**Task objective**
Give every line from the entries that contains "который".

● ● ● ● ●

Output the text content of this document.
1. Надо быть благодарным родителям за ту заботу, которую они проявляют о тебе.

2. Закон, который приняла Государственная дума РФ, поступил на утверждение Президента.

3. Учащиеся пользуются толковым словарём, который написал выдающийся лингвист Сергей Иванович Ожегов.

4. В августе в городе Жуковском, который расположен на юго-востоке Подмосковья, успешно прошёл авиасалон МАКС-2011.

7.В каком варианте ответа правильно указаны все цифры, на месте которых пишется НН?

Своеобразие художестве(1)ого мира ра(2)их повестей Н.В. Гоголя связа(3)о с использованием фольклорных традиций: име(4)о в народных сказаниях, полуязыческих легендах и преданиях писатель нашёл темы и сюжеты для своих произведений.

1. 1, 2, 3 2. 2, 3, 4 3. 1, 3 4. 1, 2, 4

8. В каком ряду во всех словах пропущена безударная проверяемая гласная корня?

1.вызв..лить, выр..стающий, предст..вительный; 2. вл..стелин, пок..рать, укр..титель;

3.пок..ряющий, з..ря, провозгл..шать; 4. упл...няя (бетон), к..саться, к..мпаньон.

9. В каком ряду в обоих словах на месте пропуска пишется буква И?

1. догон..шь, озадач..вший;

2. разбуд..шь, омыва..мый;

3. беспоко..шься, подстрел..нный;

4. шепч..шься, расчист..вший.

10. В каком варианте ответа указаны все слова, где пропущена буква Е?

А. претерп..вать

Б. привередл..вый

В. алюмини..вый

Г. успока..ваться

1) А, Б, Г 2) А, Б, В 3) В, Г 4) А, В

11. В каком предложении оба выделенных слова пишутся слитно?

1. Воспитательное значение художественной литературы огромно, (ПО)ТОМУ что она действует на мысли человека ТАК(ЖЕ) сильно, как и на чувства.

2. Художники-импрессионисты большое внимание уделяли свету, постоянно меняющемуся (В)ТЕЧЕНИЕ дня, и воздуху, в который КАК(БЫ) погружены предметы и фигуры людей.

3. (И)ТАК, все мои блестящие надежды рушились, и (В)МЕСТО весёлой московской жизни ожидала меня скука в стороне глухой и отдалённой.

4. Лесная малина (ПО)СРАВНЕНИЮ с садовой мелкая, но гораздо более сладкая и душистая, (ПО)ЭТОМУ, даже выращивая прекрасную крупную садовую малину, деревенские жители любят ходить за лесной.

● ● ● ● ●

**Answer to the problem**
2. Закон, который приняла Государственная дума РФ, поступил на утверждение Президента.
3. Учащиеся пользуются толковым словарём, который написал выдающийся лингвист Сергей Иванович Ожегов.
4. В августе в городе Жуковском, который расположен на юго-востоке Подмосковья, успешно прошёл авиасалон МАКС-2011.
2. Художники-импрессионисты большое внимание уделяли свету, постоянно меняющемуся (В)ТЕЧЕНИЕ дня, и воздуху, в который КАК(БЫ) погружены предметы и фигуры людей.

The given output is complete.